(A block of data)
################
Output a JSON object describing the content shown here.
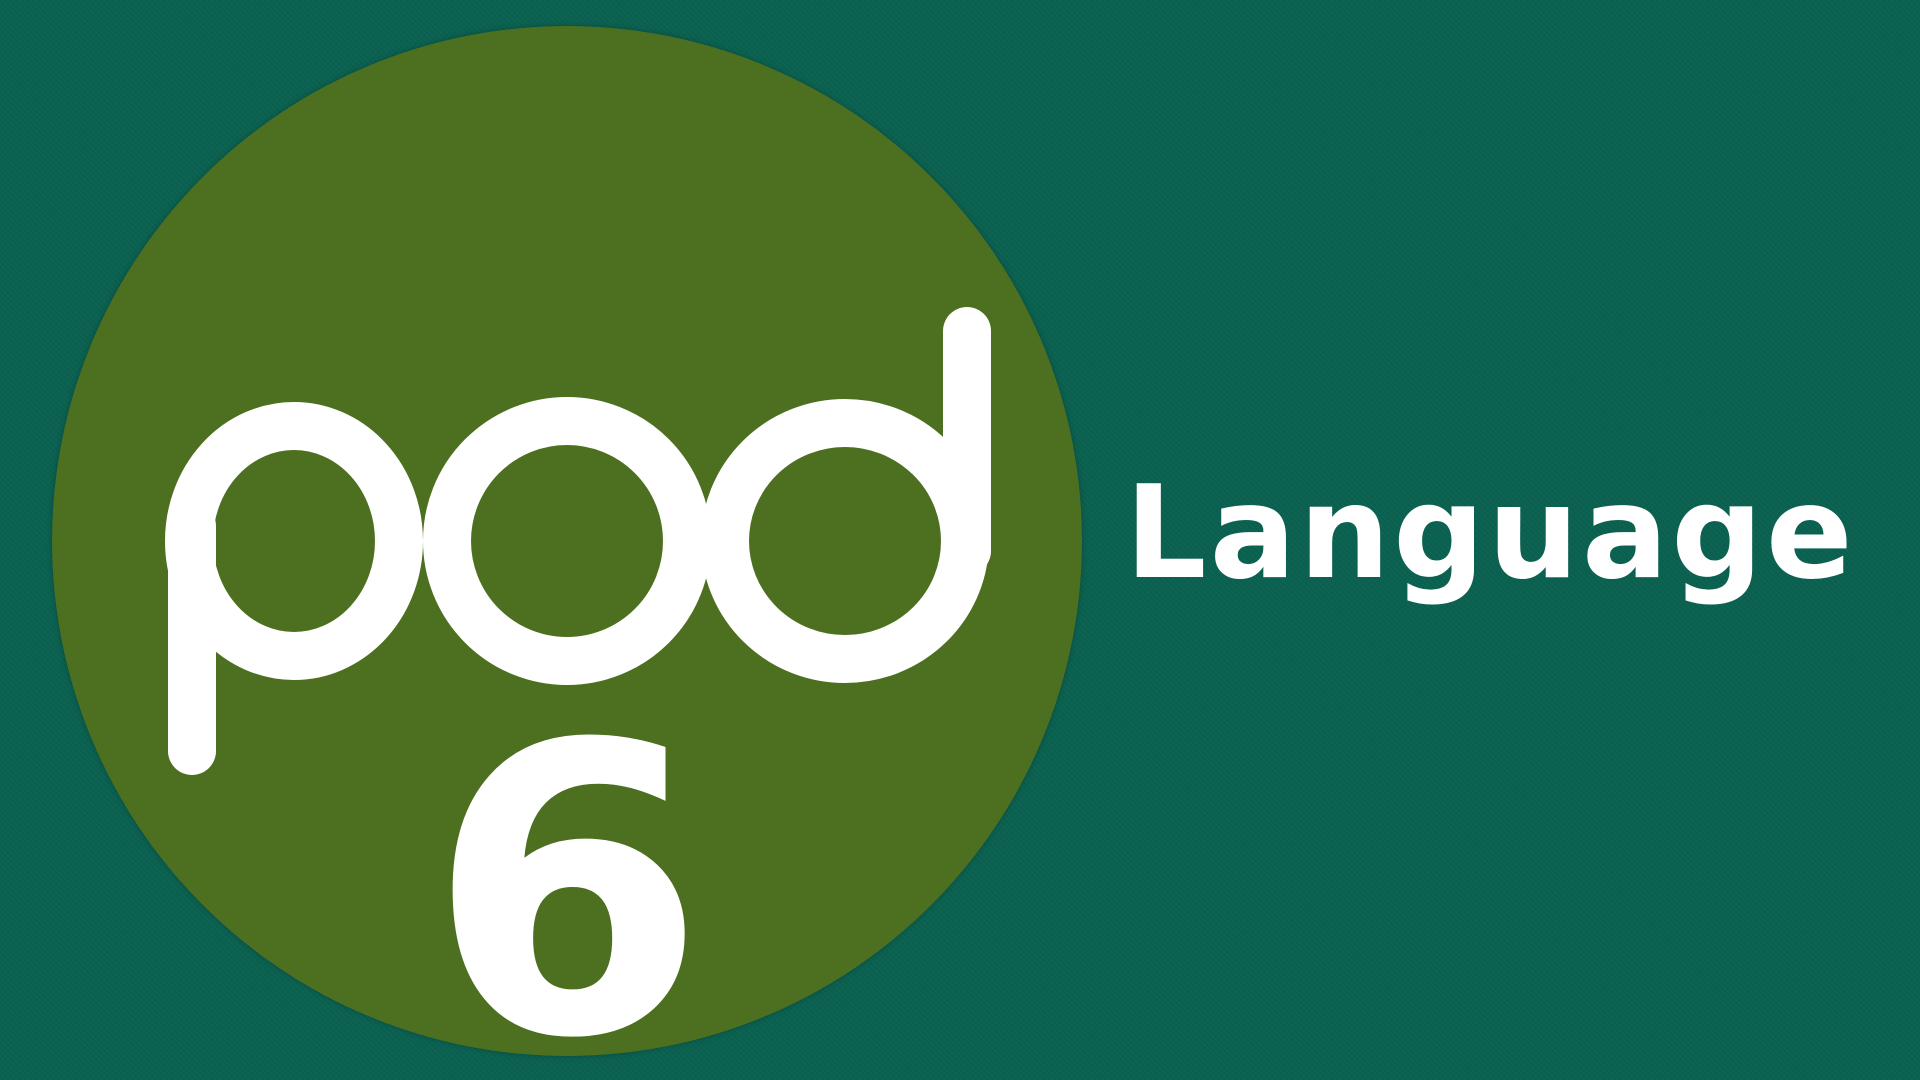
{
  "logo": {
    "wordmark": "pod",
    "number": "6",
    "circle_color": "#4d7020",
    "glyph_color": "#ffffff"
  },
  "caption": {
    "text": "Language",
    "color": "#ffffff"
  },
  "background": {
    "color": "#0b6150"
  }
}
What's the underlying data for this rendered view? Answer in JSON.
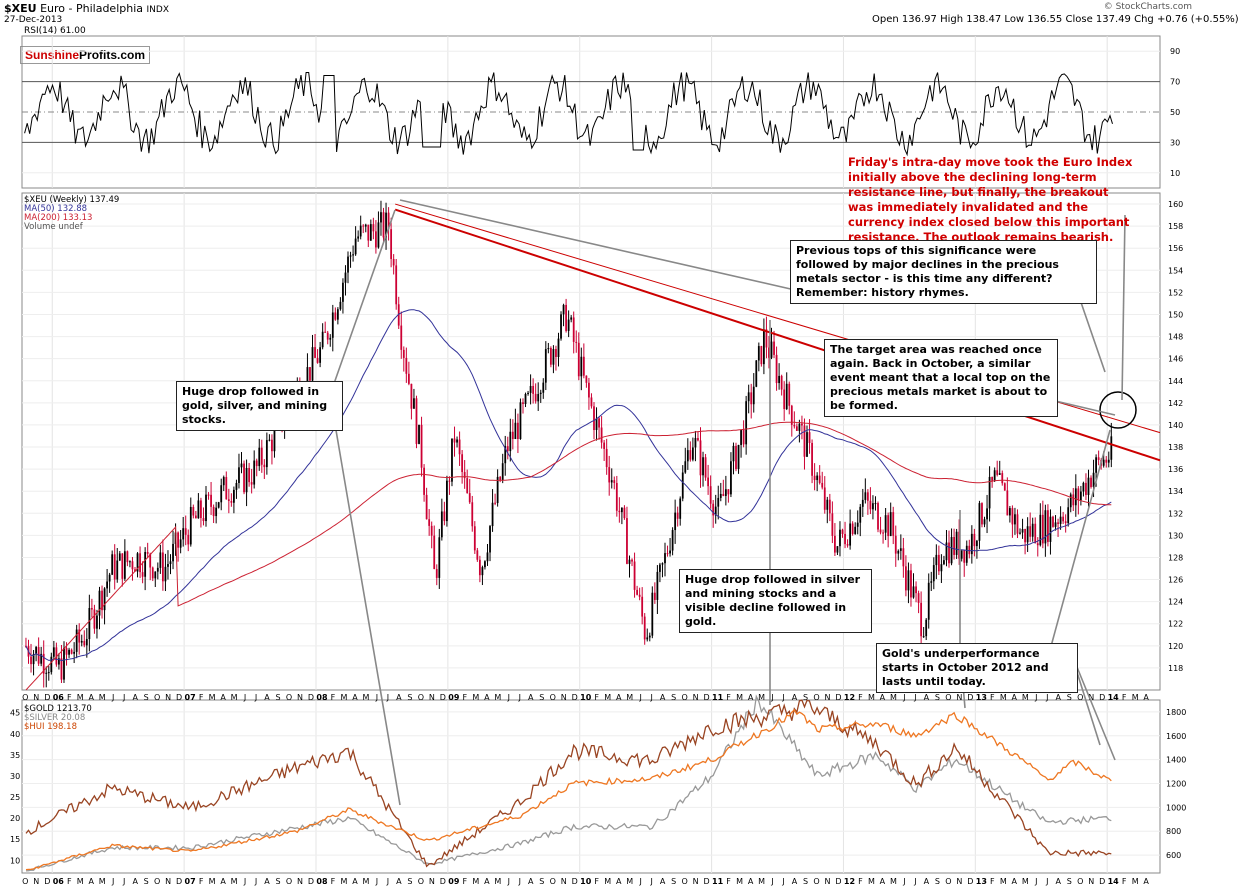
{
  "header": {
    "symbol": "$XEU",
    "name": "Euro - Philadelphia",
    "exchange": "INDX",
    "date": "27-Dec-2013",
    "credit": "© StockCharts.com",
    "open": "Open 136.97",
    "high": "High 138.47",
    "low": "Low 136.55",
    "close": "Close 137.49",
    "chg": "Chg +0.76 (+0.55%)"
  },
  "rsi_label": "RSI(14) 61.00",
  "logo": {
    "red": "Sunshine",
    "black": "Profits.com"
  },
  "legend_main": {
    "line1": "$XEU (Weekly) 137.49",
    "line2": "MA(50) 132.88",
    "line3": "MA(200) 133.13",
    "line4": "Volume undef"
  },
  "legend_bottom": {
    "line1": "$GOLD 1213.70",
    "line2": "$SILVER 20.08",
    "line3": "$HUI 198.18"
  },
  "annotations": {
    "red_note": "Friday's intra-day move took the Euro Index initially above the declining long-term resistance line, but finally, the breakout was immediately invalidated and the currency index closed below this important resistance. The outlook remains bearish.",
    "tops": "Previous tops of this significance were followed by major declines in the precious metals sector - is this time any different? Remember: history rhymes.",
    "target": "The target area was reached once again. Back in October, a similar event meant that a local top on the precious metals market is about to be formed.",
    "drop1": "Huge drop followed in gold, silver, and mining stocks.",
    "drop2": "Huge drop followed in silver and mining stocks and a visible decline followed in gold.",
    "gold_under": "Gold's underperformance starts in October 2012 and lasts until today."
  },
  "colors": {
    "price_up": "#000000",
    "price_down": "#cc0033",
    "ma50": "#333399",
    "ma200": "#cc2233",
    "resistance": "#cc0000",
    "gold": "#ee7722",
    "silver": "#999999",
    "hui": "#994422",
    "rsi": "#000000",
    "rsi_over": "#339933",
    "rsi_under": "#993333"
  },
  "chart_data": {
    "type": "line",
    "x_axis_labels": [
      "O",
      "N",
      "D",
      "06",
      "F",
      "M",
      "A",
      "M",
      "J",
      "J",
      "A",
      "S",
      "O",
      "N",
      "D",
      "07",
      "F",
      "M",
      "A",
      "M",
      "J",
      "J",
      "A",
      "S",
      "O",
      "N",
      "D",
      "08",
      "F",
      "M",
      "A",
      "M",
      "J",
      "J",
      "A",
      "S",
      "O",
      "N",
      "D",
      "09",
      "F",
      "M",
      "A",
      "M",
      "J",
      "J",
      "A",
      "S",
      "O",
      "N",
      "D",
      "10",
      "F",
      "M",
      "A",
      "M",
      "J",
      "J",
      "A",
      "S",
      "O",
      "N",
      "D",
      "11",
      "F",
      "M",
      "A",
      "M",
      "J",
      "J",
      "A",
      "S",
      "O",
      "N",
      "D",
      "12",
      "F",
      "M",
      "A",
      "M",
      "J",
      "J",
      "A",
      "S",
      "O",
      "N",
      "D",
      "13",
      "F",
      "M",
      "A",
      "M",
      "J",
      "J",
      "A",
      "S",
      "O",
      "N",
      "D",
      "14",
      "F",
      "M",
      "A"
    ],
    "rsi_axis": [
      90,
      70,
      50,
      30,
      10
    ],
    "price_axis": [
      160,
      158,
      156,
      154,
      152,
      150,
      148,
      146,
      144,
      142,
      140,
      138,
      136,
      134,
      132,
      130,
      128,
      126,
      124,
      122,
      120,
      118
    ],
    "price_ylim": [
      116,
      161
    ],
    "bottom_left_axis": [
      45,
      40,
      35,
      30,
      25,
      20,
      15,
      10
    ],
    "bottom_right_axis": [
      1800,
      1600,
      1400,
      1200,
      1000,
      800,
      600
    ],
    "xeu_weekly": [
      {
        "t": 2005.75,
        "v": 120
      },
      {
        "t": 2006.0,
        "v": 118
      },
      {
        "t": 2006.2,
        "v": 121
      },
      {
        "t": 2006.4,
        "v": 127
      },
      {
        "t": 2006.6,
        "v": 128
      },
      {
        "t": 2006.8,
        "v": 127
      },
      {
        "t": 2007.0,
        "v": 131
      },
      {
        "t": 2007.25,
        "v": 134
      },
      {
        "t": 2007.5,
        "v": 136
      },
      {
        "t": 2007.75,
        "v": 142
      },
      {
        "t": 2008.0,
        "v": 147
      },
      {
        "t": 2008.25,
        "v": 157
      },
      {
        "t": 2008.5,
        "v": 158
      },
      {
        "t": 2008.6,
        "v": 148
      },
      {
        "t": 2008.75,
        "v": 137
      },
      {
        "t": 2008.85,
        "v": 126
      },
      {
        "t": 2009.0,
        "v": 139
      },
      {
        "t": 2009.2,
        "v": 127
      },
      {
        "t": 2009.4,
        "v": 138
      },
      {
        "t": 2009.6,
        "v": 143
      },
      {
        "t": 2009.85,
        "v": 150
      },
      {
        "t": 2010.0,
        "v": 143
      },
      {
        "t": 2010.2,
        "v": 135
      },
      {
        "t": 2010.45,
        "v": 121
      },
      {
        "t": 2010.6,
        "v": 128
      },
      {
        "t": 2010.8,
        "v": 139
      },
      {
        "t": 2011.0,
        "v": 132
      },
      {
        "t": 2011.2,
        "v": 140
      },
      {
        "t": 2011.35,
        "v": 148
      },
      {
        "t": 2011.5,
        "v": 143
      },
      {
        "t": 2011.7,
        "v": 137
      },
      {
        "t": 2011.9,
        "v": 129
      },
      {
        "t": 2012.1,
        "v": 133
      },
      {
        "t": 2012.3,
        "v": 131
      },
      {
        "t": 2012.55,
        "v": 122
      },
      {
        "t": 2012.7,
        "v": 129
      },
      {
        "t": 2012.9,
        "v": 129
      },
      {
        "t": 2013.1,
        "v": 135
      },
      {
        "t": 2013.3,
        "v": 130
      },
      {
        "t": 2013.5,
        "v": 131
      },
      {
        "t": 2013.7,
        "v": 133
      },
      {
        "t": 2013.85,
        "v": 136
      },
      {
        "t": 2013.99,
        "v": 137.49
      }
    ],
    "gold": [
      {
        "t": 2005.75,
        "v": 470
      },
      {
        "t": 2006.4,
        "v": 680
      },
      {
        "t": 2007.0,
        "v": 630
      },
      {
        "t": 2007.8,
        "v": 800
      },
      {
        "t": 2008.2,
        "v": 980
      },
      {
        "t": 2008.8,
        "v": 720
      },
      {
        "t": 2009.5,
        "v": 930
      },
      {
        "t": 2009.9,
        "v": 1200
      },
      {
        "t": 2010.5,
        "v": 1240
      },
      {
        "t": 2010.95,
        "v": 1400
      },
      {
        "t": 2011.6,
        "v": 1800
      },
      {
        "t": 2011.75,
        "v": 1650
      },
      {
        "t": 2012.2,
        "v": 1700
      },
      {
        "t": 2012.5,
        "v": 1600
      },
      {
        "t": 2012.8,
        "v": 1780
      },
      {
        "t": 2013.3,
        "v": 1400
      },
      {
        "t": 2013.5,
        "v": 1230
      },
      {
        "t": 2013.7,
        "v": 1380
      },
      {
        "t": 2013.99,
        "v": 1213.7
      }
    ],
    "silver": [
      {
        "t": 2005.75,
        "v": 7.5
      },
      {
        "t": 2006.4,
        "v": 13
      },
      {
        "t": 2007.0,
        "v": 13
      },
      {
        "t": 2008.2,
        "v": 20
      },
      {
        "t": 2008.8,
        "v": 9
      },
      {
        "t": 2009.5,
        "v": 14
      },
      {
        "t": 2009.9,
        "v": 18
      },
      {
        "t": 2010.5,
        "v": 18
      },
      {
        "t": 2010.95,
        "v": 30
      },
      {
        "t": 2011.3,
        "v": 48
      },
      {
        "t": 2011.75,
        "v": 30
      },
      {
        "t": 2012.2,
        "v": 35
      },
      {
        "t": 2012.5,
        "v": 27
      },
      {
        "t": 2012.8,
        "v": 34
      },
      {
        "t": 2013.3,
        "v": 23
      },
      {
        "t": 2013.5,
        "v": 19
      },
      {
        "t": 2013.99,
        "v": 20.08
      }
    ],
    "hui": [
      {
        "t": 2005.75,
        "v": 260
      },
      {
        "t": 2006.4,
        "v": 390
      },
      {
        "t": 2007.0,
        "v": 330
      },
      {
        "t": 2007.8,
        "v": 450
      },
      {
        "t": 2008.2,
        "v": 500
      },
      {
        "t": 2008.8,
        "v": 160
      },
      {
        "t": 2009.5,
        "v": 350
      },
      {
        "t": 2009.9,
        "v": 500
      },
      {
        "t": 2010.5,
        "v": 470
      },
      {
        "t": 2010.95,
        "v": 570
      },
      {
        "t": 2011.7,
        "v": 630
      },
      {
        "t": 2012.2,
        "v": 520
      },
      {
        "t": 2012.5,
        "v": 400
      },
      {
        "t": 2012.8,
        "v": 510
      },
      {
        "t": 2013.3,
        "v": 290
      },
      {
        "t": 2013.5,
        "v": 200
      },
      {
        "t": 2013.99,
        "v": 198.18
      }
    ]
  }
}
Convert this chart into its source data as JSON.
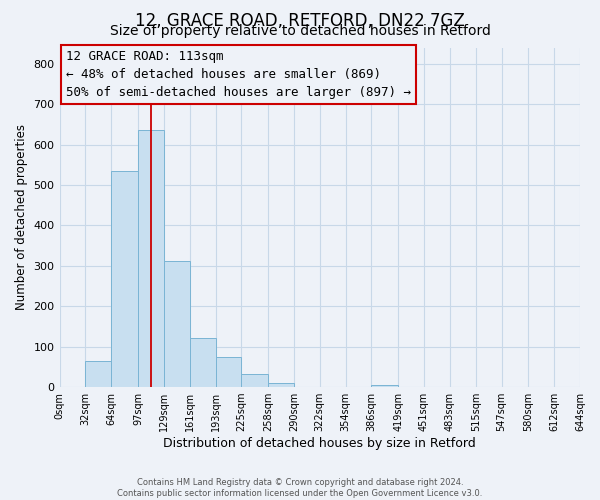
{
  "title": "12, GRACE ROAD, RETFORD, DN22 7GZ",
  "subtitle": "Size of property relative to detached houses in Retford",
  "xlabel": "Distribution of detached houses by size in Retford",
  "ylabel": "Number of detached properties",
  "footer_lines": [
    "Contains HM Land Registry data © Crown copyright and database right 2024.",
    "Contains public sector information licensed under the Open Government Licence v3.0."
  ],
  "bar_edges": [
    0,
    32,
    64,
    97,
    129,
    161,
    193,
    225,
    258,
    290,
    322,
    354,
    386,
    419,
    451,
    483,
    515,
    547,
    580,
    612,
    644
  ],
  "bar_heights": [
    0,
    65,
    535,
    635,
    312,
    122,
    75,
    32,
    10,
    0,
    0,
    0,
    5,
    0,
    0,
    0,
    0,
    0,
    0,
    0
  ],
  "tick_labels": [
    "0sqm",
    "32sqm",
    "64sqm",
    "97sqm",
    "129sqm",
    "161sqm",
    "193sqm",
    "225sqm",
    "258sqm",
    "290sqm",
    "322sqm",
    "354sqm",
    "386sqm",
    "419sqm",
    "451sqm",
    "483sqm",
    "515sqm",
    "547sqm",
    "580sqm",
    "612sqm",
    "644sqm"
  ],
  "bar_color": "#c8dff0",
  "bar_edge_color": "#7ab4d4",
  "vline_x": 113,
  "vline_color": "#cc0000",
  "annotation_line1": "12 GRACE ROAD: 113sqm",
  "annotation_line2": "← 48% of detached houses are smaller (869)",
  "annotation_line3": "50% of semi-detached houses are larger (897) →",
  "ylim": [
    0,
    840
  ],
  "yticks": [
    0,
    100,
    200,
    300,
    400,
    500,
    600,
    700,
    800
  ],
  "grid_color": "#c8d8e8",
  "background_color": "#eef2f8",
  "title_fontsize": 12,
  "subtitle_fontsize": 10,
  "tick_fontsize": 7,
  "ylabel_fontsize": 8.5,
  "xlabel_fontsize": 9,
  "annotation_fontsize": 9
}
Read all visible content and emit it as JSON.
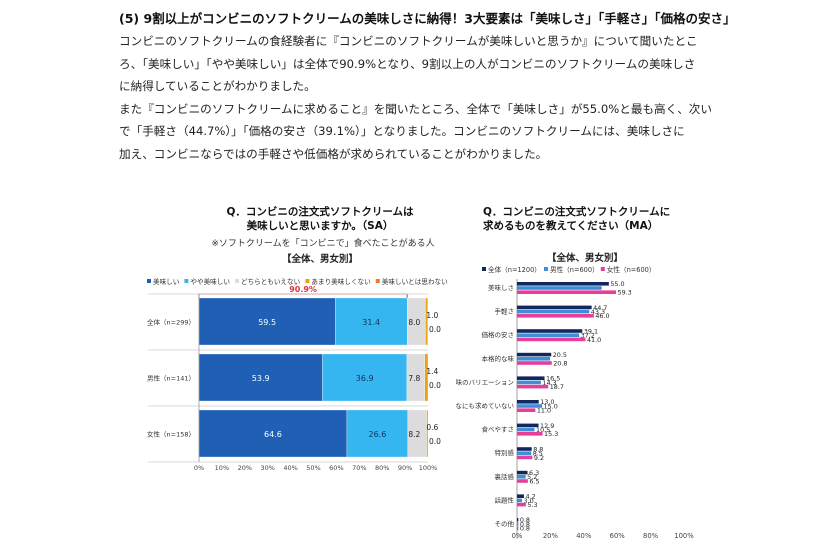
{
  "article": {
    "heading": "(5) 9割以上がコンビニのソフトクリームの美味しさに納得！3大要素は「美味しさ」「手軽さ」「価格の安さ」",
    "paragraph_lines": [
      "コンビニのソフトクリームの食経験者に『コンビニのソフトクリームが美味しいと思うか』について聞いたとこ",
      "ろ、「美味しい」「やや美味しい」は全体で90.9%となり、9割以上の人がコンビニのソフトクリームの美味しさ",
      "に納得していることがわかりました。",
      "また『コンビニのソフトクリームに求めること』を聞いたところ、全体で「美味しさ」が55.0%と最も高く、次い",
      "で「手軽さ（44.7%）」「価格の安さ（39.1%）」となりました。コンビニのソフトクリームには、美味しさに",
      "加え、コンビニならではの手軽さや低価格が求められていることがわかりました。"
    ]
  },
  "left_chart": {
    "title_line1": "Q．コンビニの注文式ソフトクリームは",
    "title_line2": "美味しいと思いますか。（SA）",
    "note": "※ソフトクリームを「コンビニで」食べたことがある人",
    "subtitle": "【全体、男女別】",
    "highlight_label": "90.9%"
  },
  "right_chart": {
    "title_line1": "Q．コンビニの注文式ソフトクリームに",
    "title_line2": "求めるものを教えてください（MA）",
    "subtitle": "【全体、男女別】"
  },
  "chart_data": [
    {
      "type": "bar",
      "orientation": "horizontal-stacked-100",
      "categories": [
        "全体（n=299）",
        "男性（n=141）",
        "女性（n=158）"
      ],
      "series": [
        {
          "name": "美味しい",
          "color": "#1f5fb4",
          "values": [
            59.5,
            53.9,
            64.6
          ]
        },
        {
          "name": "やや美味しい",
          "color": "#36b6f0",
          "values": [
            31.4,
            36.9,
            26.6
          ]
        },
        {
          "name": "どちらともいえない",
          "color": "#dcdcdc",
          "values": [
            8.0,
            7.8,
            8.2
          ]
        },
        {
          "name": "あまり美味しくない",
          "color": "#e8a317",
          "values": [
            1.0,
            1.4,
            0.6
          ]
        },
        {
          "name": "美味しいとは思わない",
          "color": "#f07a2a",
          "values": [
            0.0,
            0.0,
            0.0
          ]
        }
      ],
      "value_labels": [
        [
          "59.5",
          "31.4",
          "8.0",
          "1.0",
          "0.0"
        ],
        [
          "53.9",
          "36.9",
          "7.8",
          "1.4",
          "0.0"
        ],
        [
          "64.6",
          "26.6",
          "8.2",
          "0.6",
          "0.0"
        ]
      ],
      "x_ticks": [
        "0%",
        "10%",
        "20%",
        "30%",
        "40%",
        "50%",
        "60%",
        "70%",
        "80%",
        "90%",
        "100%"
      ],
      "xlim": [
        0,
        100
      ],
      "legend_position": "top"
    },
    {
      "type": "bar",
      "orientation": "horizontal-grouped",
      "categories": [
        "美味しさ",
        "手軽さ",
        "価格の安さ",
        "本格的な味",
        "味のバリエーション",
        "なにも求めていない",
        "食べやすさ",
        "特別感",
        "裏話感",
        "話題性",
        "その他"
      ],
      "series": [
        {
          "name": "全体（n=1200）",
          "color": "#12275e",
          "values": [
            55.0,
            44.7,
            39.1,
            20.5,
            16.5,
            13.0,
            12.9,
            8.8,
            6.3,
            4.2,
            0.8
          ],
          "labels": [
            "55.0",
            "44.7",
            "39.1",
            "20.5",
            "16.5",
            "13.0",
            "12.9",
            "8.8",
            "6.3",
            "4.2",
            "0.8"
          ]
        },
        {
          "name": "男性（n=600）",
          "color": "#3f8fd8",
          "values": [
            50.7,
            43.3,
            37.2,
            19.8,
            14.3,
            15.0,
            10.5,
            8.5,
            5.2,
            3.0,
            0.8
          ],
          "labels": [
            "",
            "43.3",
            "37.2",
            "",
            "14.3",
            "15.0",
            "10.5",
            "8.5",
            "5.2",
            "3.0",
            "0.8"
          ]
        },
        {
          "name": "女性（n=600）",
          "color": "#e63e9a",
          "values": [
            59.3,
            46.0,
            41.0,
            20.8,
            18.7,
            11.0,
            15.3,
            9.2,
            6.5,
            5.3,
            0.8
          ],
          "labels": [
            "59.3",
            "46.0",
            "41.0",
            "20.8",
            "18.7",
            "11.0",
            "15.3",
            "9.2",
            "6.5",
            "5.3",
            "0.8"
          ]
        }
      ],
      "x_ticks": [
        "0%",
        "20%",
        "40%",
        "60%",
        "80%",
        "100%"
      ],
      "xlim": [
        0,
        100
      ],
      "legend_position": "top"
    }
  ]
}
################
Leave out every line without the string "followed" and copy the rest.

◆ Finished task:
    "tops": "Previous tops of this significance were followed by major declines in the precious metals sector - is this time any different? Remember: history rhymes.",
    "drop1": "Huge drop followed in gold, silver, and mining stocks.",
    "drop2": "Huge drop followed in silver and mining stocks and a visible decline followed in gold.",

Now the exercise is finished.